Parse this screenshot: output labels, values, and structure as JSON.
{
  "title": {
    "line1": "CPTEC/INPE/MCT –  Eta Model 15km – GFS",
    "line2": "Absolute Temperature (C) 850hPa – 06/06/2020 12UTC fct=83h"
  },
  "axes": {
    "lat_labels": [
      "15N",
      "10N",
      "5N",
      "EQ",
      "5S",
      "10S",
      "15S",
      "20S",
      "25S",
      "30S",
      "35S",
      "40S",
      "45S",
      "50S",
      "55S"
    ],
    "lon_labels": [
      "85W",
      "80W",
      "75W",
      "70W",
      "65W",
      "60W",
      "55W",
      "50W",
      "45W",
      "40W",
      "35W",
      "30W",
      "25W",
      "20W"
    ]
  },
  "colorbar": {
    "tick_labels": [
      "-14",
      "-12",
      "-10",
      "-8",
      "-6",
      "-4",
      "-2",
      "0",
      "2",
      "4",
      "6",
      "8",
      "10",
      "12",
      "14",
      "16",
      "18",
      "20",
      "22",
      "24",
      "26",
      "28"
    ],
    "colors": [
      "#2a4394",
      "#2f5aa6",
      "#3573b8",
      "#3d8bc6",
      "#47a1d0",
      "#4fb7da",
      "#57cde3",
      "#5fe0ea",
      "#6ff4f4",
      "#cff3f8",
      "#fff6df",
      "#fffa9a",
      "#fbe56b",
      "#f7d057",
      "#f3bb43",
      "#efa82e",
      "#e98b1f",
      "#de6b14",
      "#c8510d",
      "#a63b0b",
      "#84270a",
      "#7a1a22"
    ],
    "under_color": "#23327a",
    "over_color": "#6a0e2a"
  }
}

---

Task brief: Reproduce the material verbatim, line by line.

Correct answer:
Parse this screenshot: output labels, values, and structure as JSON.
{
  "title": {
    "line1": "CPTEC/INPE/MCT –  Eta Model 15km – GFS",
    "line2": "Absolute Temperature (C) 850hPa – 06/06/2020 12UTC fct=83h"
  },
  "axes": {
    "lat_labels": [
      "15N",
      "10N",
      "5N",
      "EQ",
      "5S",
      "10S",
      "15S",
      "20S",
      "25S",
      "30S",
      "35S",
      "40S",
      "45S",
      "50S",
      "55S"
    ],
    "lon_labels": [
      "85W",
      "80W",
      "75W",
      "70W",
      "65W",
      "60W",
      "55W",
      "50W",
      "45W",
      "40W",
      "35W",
      "30W",
      "25W",
      "20W"
    ]
  },
  "colorbar": {
    "tick_labels": [
      "-14",
      "-12",
      "-10",
      "-8",
      "-6",
      "-4",
      "-2",
      "0",
      "2",
      "4",
      "6",
      "8",
      "10",
      "12",
      "14",
      "16",
      "18",
      "20",
      "22",
      "24",
      "26",
      "28"
    ],
    "colors": [
      "#2a4394",
      "#2f5aa6",
      "#3573b8",
      "#3d8bc6",
      "#47a1d0",
      "#4fb7da",
      "#57cde3",
      "#5fe0ea",
      "#6ff4f4",
      "#cff3f8",
      "#fff6df",
      "#fffa9a",
      "#fbe56b",
      "#f7d057",
      "#f3bb43",
      "#efa82e",
      "#e98b1f",
      "#de6b14",
      "#c8510d",
      "#a63b0b",
      "#84270a",
      "#7a1a22"
    ],
    "under_color": "#23327a",
    "over_color": "#6a0e2a"
  }
}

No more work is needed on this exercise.